■ **Stored data**
▬▬▬▬▬▬▬▬▬▬

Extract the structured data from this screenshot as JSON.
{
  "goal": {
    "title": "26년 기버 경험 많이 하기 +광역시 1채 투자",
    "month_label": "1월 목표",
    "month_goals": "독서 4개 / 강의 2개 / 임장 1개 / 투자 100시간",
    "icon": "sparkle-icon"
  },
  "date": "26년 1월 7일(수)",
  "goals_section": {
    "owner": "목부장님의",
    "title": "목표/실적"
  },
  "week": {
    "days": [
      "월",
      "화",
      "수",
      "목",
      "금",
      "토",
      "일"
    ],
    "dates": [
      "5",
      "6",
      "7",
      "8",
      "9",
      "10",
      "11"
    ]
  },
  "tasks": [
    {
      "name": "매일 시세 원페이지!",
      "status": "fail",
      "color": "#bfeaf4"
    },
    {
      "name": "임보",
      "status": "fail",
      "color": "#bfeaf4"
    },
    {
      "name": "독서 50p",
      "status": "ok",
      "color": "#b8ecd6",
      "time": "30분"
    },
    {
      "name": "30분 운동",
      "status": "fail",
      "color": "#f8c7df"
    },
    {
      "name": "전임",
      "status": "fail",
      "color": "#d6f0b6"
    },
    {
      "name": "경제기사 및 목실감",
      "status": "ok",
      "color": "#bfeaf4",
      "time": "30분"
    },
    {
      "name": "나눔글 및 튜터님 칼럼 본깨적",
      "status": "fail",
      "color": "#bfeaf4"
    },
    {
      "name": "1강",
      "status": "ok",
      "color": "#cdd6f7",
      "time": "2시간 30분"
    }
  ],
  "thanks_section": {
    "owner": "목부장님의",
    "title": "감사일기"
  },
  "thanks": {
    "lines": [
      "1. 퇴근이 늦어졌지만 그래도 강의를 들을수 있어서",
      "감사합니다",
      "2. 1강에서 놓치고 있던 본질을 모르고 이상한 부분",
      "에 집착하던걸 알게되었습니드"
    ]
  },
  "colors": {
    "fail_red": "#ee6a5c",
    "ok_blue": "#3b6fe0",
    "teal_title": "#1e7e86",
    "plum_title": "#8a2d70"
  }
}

▬▬▬▬▬▬▬▬▬▬

■ **Exercise brief**
Scan the listing above for the word "name" and copy every line that holds it.

■ **The output**
      "name": "매일 시세 원페이지!",
      "name": "임보",
      "name": "독서 50p",
      "name": "30분 운동",
      "name": "전임",
      "name": "경제기사 및 목실감",
      "name": "나눔글 및 튜터님 칼럼 본깨적",
      "name": "1강",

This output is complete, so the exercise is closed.